Records for the exercise
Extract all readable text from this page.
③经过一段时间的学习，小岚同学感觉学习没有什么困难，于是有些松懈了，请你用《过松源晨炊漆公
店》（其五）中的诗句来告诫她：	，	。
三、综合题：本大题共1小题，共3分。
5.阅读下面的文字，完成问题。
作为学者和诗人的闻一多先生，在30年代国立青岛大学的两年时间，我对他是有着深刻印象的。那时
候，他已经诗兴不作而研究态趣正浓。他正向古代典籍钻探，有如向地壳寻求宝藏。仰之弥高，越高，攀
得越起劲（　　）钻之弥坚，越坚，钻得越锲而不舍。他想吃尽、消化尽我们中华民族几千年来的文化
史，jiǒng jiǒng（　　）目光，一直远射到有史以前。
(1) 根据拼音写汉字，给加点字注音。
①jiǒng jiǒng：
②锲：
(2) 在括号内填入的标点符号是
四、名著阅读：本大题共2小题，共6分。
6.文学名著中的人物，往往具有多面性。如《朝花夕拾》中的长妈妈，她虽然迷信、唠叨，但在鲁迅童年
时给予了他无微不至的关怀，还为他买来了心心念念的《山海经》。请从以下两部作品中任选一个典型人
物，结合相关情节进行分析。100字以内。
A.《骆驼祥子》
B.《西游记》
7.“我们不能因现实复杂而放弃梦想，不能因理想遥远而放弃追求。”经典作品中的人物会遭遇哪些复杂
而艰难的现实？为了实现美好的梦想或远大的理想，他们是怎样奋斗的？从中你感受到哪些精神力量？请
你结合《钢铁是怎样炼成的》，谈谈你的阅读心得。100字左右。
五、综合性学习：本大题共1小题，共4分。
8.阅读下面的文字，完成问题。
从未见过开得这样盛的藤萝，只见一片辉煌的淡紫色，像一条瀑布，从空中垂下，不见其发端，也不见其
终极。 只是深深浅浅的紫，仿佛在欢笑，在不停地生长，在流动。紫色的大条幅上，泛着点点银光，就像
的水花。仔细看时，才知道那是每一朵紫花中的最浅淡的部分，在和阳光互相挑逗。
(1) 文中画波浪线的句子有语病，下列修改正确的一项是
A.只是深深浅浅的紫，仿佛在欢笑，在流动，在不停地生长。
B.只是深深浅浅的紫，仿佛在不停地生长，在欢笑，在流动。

Written instruction
Identify all lines where the word "jiǒng" shows up. Copy them.

Answer to the task
史，jiǒng jiǒng（　　）目光，一直远射到有史以前。
①jiǒng jiǒng：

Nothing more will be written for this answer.